**Instructions for the task**
Where does the string "structured" appear? Copy every line of the entries below that holds it.

**Input for this task**

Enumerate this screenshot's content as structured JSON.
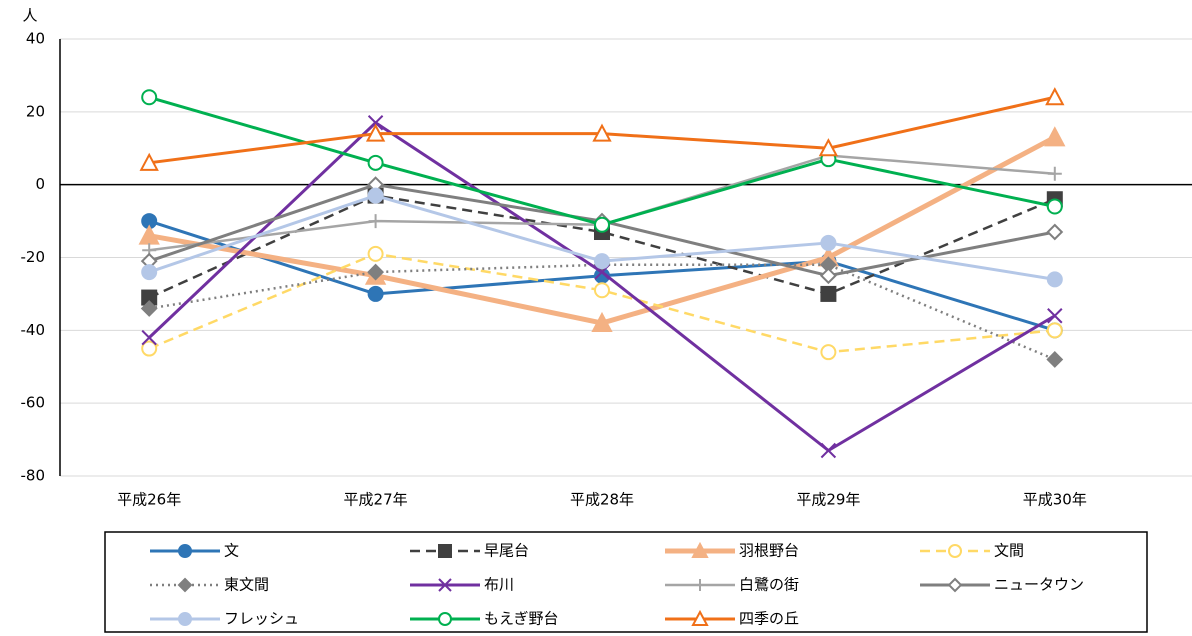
{
  "chart_data": {
    "type": "line",
    "y_axis_label": "人",
    "categories": [
      "平成26年",
      "平成27年",
      "平成28年",
      "平成29年",
      "平成30年"
    ],
    "ylim": [
      -80,
      40
    ],
    "yticks": [
      40,
      20,
      0,
      -20,
      -40,
      -60,
      -80
    ],
    "grid": true,
    "legend": "bottom",
    "series": [
      {
        "name": "文",
        "color": "#2e75b6",
        "marker": "circle",
        "filled": true,
        "dash": "solid",
        "width": 3,
        "values": [
          -10,
          -30,
          -25,
          -21,
          -40
        ]
      },
      {
        "name": "早尾台",
        "color": "#404040",
        "marker": "square",
        "filled": true,
        "dash": "dash",
        "width": 2.5,
        "values": [
          -31,
          -3,
          -13,
          -30,
          -4
        ]
      },
      {
        "name": "羽根野台",
        "color": "#f4b183",
        "marker": "triangle",
        "filled": true,
        "dash": "solid",
        "width": 5,
        "values": [
          -14,
          -25,
          -38,
          -20,
          13
        ]
      },
      {
        "name": "文間",
        "color": "#ffd966",
        "marker": "circle",
        "filled": false,
        "dash": "dash",
        "width": 2.5,
        "values": [
          -45,
          -19,
          -29,
          -46,
          -40
        ]
      },
      {
        "name": "東文間",
        "color": "#7f7f7f",
        "marker": "diamond",
        "filled": true,
        "dash": "dot",
        "width": 2.5,
        "values": [
          -34,
          -24,
          -22,
          -22,
          -48
        ]
      },
      {
        "name": "布川",
        "color": "#7030a0",
        "marker": "x",
        "filled": false,
        "dash": "solid",
        "width": 3,
        "values": [
          -42,
          17,
          -24,
          -73,
          -36
        ]
      },
      {
        "name": "白鷺の街",
        "color": "#a5a5a5",
        "marker": "plus",
        "filled": false,
        "dash": "solid",
        "width": 2.5,
        "values": [
          -18,
          -10,
          -11,
          8,
          3
        ]
      },
      {
        "name": "ニュータウン",
        "color": "#7f7f7f",
        "marker": "diamond",
        "filled": false,
        "dash": "solid",
        "width": 3,
        "values": [
          -21,
          0,
          -10,
          -25,
          -13
        ]
      },
      {
        "name": "フレッシュ",
        "color": "#b4c7e7",
        "marker": "circle",
        "filled": true,
        "dash": "solid",
        "width": 3,
        "values": [
          -24,
          -3,
          -21,
          -16,
          -26
        ]
      },
      {
        "name": "もえぎ野台",
        "color": "#00b050",
        "marker": "circle",
        "filled": false,
        "dash": "solid",
        "width": 3,
        "values": [
          24,
          6,
          -11,
          7,
          -6
        ]
      },
      {
        "name": "四季の丘",
        "color": "#f07018",
        "marker": "triangle",
        "filled": false,
        "dash": "solid",
        "width": 3,
        "values": [
          6,
          14,
          14,
          10,
          24
        ]
      }
    ]
  }
}
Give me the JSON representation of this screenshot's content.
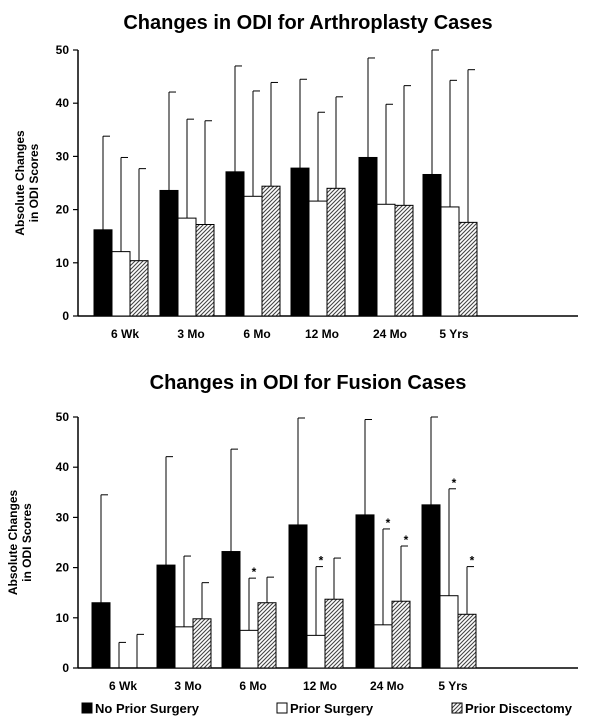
{
  "chart_data": [
    {
      "type": "bar",
      "title": "Changes in ODI for Arthroplasty Cases",
      "ylabel": "Absolute Changes in ODI Scores",
      "ylabel_lines": [
        "Absolute Changes",
        "in ODI Scores"
      ],
      "categories": [
        "6 Wk",
        "3 Mo",
        "6 Mo",
        "12 Mo",
        "24 Mo",
        "5 Yrs"
      ],
      "ylim": [
        0,
        50
      ],
      "yticks": [
        "0",
        "10",
        "20",
        "30",
        "40",
        "50"
      ],
      "series": [
        {
          "name": "No Prior Surgery",
          "values": [
            16.2,
            23.6,
            27.1,
            27.8,
            29.8,
            26.6
          ],
          "error_upper": [
            33.8,
            42.1,
            47.0,
            44.5,
            48.5,
            50.0
          ]
        },
        {
          "name": "Prior Surgery",
          "values": [
            12.1,
            18.4,
            22.5,
            21.6,
            21.0,
            20.5
          ],
          "error_upper": [
            29.8,
            37.0,
            42.3,
            38.3,
            39.8,
            44.3
          ]
        },
        {
          "name": "Prior Discectomy",
          "values": [
            10.4,
            17.2,
            24.4,
            24.0,
            20.8,
            17.6
          ],
          "error_upper": [
            27.7,
            36.7,
            43.9,
            41.2,
            43.3,
            46.3
          ]
        }
      ],
      "significance_markers": [],
      "grid": false
    },
    {
      "type": "bar",
      "title": "Changes in ODI for Fusion Cases",
      "ylabel": "Absolute Changes in ODI Scores",
      "ylabel_lines": [
        "Absolute Changes",
        "in ODI Scores"
      ],
      "categories": [
        "6 Wk",
        "3 Mo",
        "6 Mo",
        "12 Mo",
        "24 Mo",
        "5 Yrs"
      ],
      "ylim": [
        0,
        50
      ],
      "yticks": [
        "0",
        "10",
        "20",
        "30",
        "40",
        "50"
      ],
      "series": [
        {
          "name": "No Prior Surgery",
          "values": [
            13.0,
            20.5,
            23.2,
            28.5,
            30.5,
            32.5
          ],
          "error_upper": [
            34.5,
            42.1,
            43.6,
            49.8,
            49.5,
            50.0
          ]
        },
        {
          "name": "Prior Surgery",
          "values": [
            0.0,
            8.2,
            7.5,
            6.5,
            8.6,
            14.4
          ],
          "error_upper": [
            5.1,
            22.3,
            17.9,
            20.2,
            27.7,
            35.7
          ]
        },
        {
          "name": "Prior Discectomy",
          "values": [
            0.0,
            9.8,
            13.0,
            13.7,
            13.3,
            10.7
          ],
          "error_upper": [
            6.7,
            17.0,
            18.1,
            21.9,
            24.3,
            20.2
          ]
        }
      ],
      "significance_markers": [
        {
          "category": "6 Mo",
          "series": "Prior Surgery",
          "label": "*"
        },
        {
          "category": "12 Mo",
          "series": "Prior Surgery",
          "label": "*"
        },
        {
          "category": "24 Mo",
          "series": "Prior Surgery",
          "label": "*"
        },
        {
          "category": "24 Mo",
          "series": "Prior Discectomy",
          "label": "*"
        },
        {
          "category": "5 Yrs",
          "series": "Prior Surgery",
          "label": "*"
        },
        {
          "category": "5 Yrs",
          "series": "Prior Discectomy",
          "label": "*"
        }
      ],
      "grid": false
    }
  ],
  "legend": {
    "placement": "bottom",
    "items": [
      {
        "label": "No Prior Surgery",
        "fill": "solid-black"
      },
      {
        "label": "Prior Surgery",
        "fill": "white"
      },
      {
        "label": "Prior Discectomy",
        "fill": "diagonal-hatch"
      }
    ]
  },
  "colors": {
    "ink": "#000000",
    "background": "#ffffff",
    "hatch": "#555555"
  }
}
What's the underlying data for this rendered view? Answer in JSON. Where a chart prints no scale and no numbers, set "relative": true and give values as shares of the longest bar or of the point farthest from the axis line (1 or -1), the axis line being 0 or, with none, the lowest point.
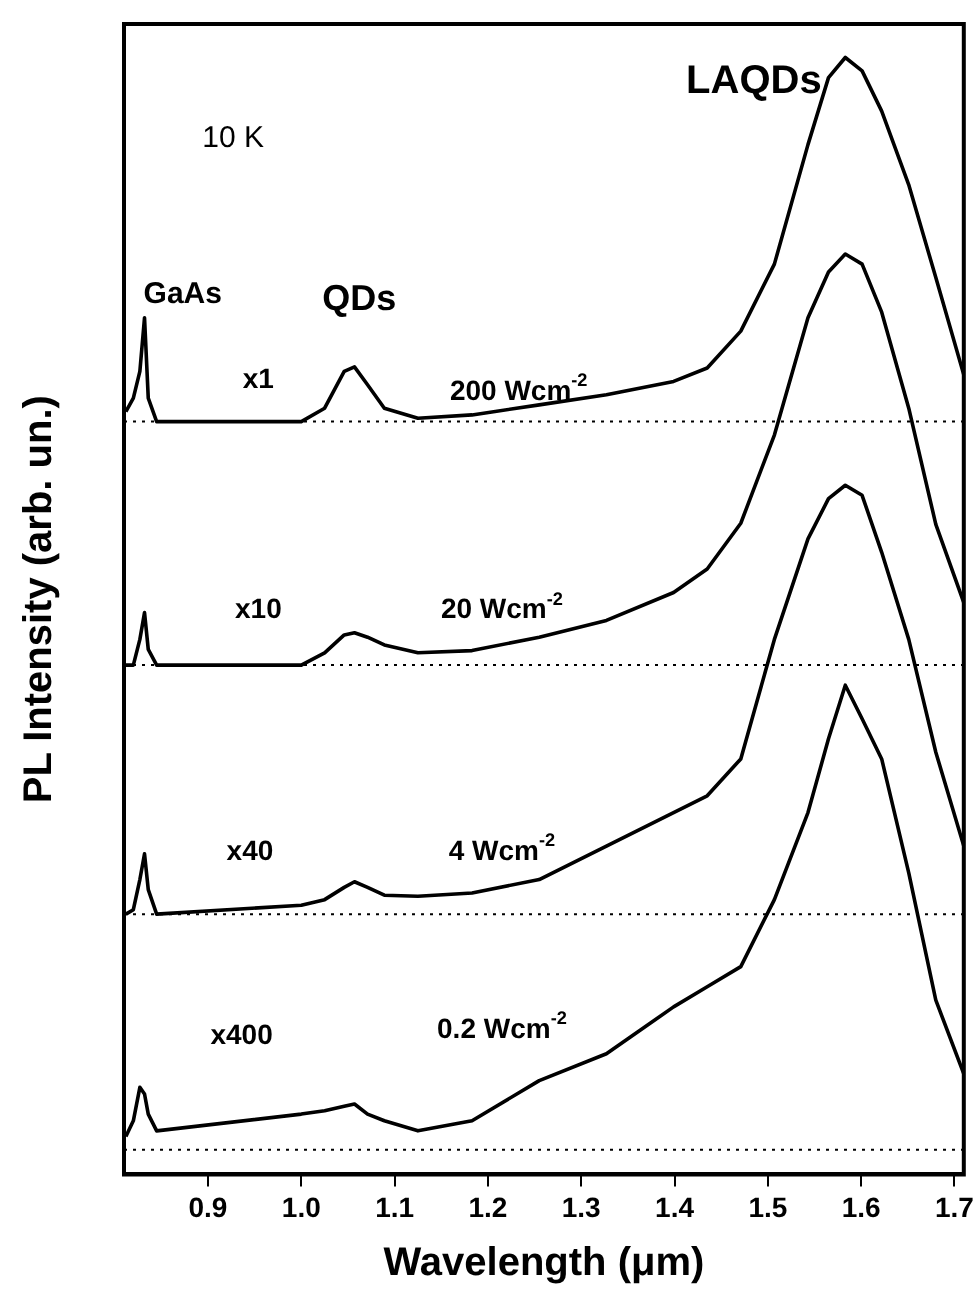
{
  "chart_data": {
    "type": "line",
    "relative": true,
    "xlabel": "Wavelength (μm)",
    "ylabel": "PL Intensity (arb. un.)",
    "xlim": [
      0.81,
      1.71
    ],
    "xticks": [
      0.9,
      {
        "value": 1,
        "label": "1.0"
      },
      1.1,
      1.2,
      1.3,
      1.4,
      1.5,
      1.6,
      1.7
    ],
    "x": [
      0.812,
      0.82,
      0.827,
      0.832,
      0.836,
      0.845,
      1.0,
      1.025,
      1.046,
      1.057,
      1.071,
      1.089,
      1.125,
      1.183,
      1.255,
      1.327,
      1.399,
      1.435,
      1.471,
      1.507,
      1.543,
      1.565,
      1.583,
      1.601,
      1.622,
      1.651,
      1.68,
      1.71
    ],
    "series": [
      {
        "color": "#000000",
        "values": [
          0.683,
          0.695,
          0.719,
          0.767,
          0.695,
          0.674,
          0.674,
          0.686,
          0.719,
          0.723,
          0.707,
          0.686,
          0.677,
          0.68,
          0.689,
          0.698,
          0.71,
          0.722,
          0.755,
          0.815,
          0.922,
          0.982,
          1,
          0.988,
          0.952,
          0.886,
          0.803,
          0.716
        ]
      },
      {
        "color": "#000000",
        "values": [
          0.456,
          0.456,
          0.479,
          0.503,
          0.47,
          0.456,
          0.456,
          0.467,
          0.483,
          0.485,
          0.481,
          0.474,
          0.467,
          0.469,
          0.481,
          0.496,
          0.521,
          0.542,
          0.583,
          0.662,
          0.767,
          0.808,
          0.824,
          0.815,
          0.772,
          0.686,
          0.582,
          0.512
        ]
      },
      {
        "color": "#000000",
        "values": [
          0.233,
          0.237,
          0.264,
          0.287,
          0.255,
          0.233,
          0.241,
          0.246,
          0.257,
          0.262,
          0.257,
          0.25,
          0.249,
          0.252,
          0.264,
          0.294,
          0.324,
          0.339,
          0.372,
          0.479,
          0.569,
          0.605,
          0.617,
          0.608,
          0.557,
          0.479,
          0.378,
          0.294
        ]
      },
      {
        "color": "#000000",
        "values": [
          0.034,
          0.048,
          0.078,
          0.072,
          0.054,
          0.039,
          0.054,
          0.057,
          0.061,
          0.063,
          0.054,
          0.048,
          0.039,
          0.048,
          0.084,
          0.108,
          0.15,
          0.168,
          0.186,
          0.246,
          0.324,
          0.39,
          0.438,
          0.408,
          0.372,
          0.27,
          0.156,
          0.09
        ]
      }
    ],
    "ref_lines": [
      {
        "axis": "y",
        "value": 0.674,
        "color": "#000000",
        "line_style": "dotted"
      },
      {
        "axis": "y",
        "value": 0.456,
        "color": "#000000",
        "line_style": "dotted"
      },
      {
        "axis": "y",
        "value": 0.233,
        "color": "#000000",
        "line_style": "dotted"
      },
      {
        "axis": "y",
        "value": 0.022,
        "color": "#000000",
        "line_style": "dotted"
      }
    ],
    "annotations": [
      "10 K",
      "LAQDs",
      "GaAs",
      "QDs",
      "x1",
      "200 Wcm$^{-2}$",
      "x10",
      "20 Wcm$^{-2}$",
      "x40",
      "4 Wcm$^{-2}$",
      "x400",
      "0.2 Wcm$^{-2}$"
    ],
    "legend": false,
    "grid": false,
    "marker": "none",
    "line_style": "solid"
  }
}
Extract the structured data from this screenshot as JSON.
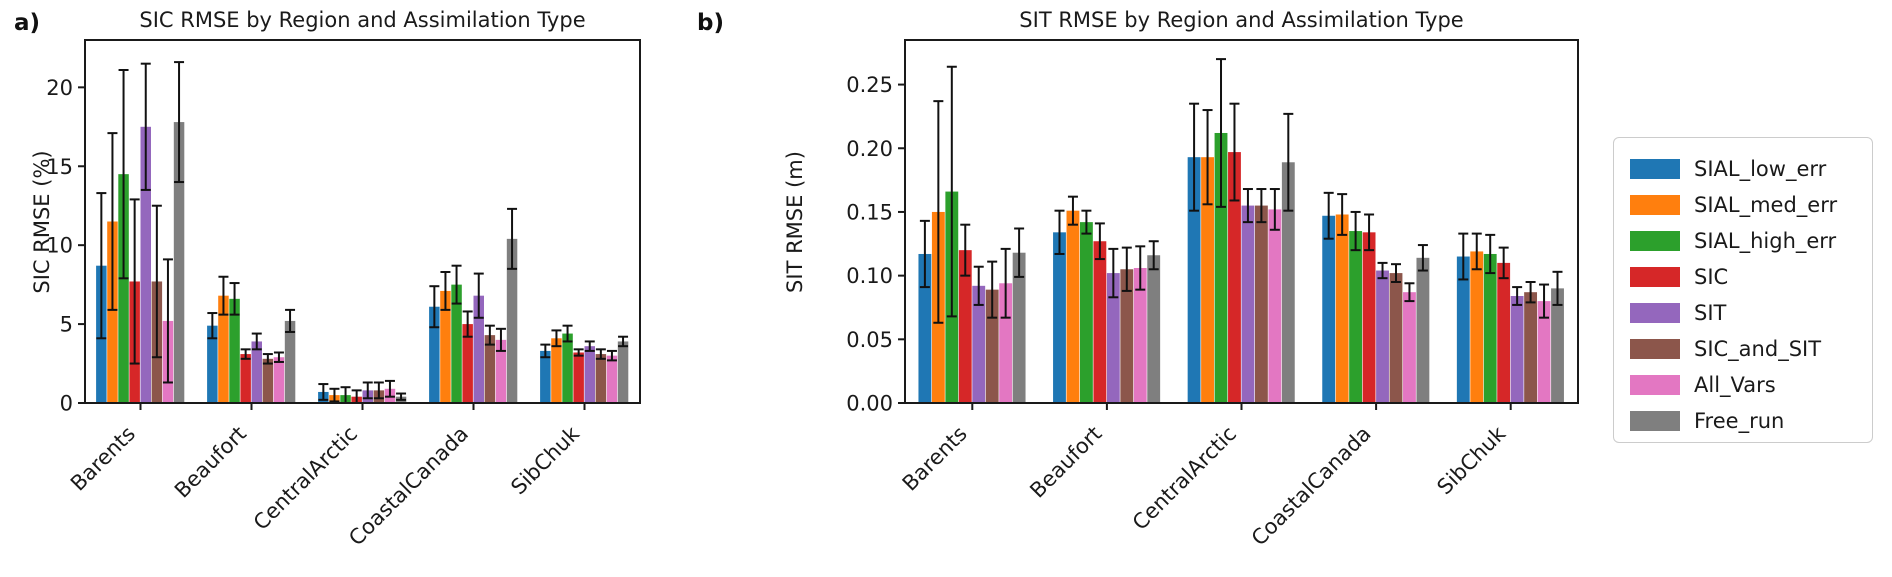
{
  "figure": {
    "background": "#ffffff",
    "axis_color": "#1a1a1a"
  },
  "panels": [
    {
      "label": "a)"
    },
    {
      "label": "b)"
    }
  ],
  "legend": {
    "items": [
      {
        "label": "SIAL_low_err",
        "color": "#1f77b4"
      },
      {
        "label": "SIAL_med_err",
        "color": "#ff7f0e"
      },
      {
        "label": "SIAL_high_err",
        "color": "#2ca02c"
      },
      {
        "label": "SIC",
        "color": "#d62728"
      },
      {
        "label": "SIT",
        "color": "#9467bd"
      },
      {
        "label": "SIC_and_SIT",
        "color": "#8c564b"
      },
      {
        "label": "All_Vars",
        "color": "#e377c2"
      },
      {
        "label": "Free_run",
        "color": "#7f7f7f"
      }
    ]
  },
  "chart_data": [
    {
      "type": "bar",
      "title": "SIC RMSE by Region and Assimilation Type",
      "ylabel": "SIC RMSE (%)",
      "xlabel": "",
      "ylim": [
        0,
        23
      ],
      "yticks": [
        0,
        5,
        10,
        15,
        20
      ],
      "ytick_labels": [
        "0",
        "5",
        "10",
        "15",
        "20"
      ],
      "categories": [
        "Barents",
        "Beaufort",
        "CentralArctic",
        "CoastalCanada",
        "SibChuk"
      ],
      "grid": false,
      "legend_position": "outside-right",
      "error_bars": true,
      "series": [
        {
          "name": "SIAL_low_err",
          "color": "#1f77b4",
          "values": [
            8.7,
            4.9,
            0.7,
            6.1,
            3.3
          ],
          "errors": [
            4.6,
            0.8,
            0.5,
            1.3,
            0.4
          ]
        },
        {
          "name": "SIAL_med_err",
          "color": "#ff7f0e",
          "values": [
            11.5,
            6.8,
            0.5,
            7.1,
            4.1
          ],
          "errors": [
            5.6,
            1.2,
            0.4,
            1.2,
            0.5
          ]
        },
        {
          "name": "SIAL_high_err",
          "color": "#2ca02c",
          "values": [
            14.5,
            6.6,
            0.5,
            7.5,
            4.4
          ],
          "errors": [
            6.6,
            1.0,
            0.5,
            1.2,
            0.5
          ]
        },
        {
          "name": "SIC",
          "color": "#d62728",
          "values": [
            7.7,
            3.1,
            0.4,
            5.0,
            3.2
          ],
          "errors": [
            5.2,
            0.3,
            0.4,
            0.8,
            0.2
          ]
        },
        {
          "name": "SIT",
          "color": "#9467bd",
          "values": [
            17.5,
            3.9,
            0.8,
            6.8,
            3.6
          ],
          "errors": [
            4.0,
            0.5,
            0.5,
            1.4,
            0.3
          ]
        },
        {
          "name": "SIC_and_SIT",
          "color": "#8c564b",
          "values": [
            7.7,
            2.8,
            0.8,
            4.3,
            3.1
          ],
          "errors": [
            4.8,
            0.3,
            0.5,
            0.6,
            0.3
          ]
        },
        {
          "name": "All_Vars",
          "color": "#e377c2",
          "values": [
            5.2,
            2.9,
            0.9,
            4.0,
            3.0
          ],
          "errors": [
            3.9,
            0.3,
            0.5,
            0.7,
            0.3
          ]
        },
        {
          "name": "Free_run",
          "color": "#7f7f7f",
          "values": [
            17.8,
            5.2,
            0.4,
            10.4,
            3.9
          ],
          "errors": [
            3.8,
            0.7,
            0.2,
            1.9,
            0.3
          ]
        }
      ]
    },
    {
      "type": "bar",
      "title": "SIT RMSE by Region and Assimilation Type",
      "ylabel": "SIT RMSE (m)",
      "xlabel": "",
      "ylim": [
        0,
        0.285
      ],
      "yticks": [
        0,
        0.05,
        0.1,
        0.15,
        0.2,
        0.25
      ],
      "ytick_labels": [
        "0.00",
        "0.05",
        "0.10",
        "0.15",
        "0.20",
        "0.25"
      ],
      "categories": [
        "Barents",
        "Beaufort",
        "CentralArctic",
        "CoastalCanada",
        "SibChuk"
      ],
      "grid": false,
      "legend_position": "outside-right",
      "error_bars": true,
      "series": [
        {
          "name": "SIAL_low_err",
          "color": "#1f77b4",
          "values": [
            0.117,
            0.134,
            0.193,
            0.147,
            0.115
          ],
          "errors": [
            0.026,
            0.017,
            0.042,
            0.018,
            0.018
          ]
        },
        {
          "name": "SIAL_med_err",
          "color": "#ff7f0e",
          "values": [
            0.15,
            0.151,
            0.193,
            0.148,
            0.119
          ],
          "errors": [
            0.087,
            0.011,
            0.037,
            0.016,
            0.014
          ]
        },
        {
          "name": "SIAL_high_err",
          "color": "#2ca02c",
          "values": [
            0.166,
            0.142,
            0.212,
            0.135,
            0.117
          ],
          "errors": [
            0.098,
            0.009,
            0.058,
            0.015,
            0.015
          ]
        },
        {
          "name": "SIC",
          "color": "#d62728",
          "values": [
            0.12,
            0.127,
            0.197,
            0.134,
            0.11
          ],
          "errors": [
            0.02,
            0.014,
            0.038,
            0.014,
            0.012
          ]
        },
        {
          "name": "SIT",
          "color": "#9467bd",
          "values": [
            0.092,
            0.102,
            0.155,
            0.104,
            0.084
          ],
          "errors": [
            0.015,
            0.019,
            0.013,
            0.006,
            0.007
          ]
        },
        {
          "name": "SIC_and_SIT",
          "color": "#8c564b",
          "values": [
            0.089,
            0.105,
            0.155,
            0.102,
            0.087
          ],
          "errors": [
            0.022,
            0.017,
            0.013,
            0.007,
            0.008
          ]
        },
        {
          "name": "All_Vars",
          "color": "#e377c2",
          "values": [
            0.094,
            0.106,
            0.152,
            0.087,
            0.08
          ],
          "errors": [
            0.027,
            0.017,
            0.016,
            0.007,
            0.013
          ]
        },
        {
          "name": "Free_run",
          "color": "#7f7f7f",
          "values": [
            0.118,
            0.116,
            0.189,
            0.114,
            0.09
          ],
          "errors": [
            0.019,
            0.011,
            0.038,
            0.01,
            0.013
          ]
        }
      ]
    }
  ]
}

**Task answer**
Enumerate this screenshot's content as structured JSON.
Extract the structured data from this screenshot as JSON.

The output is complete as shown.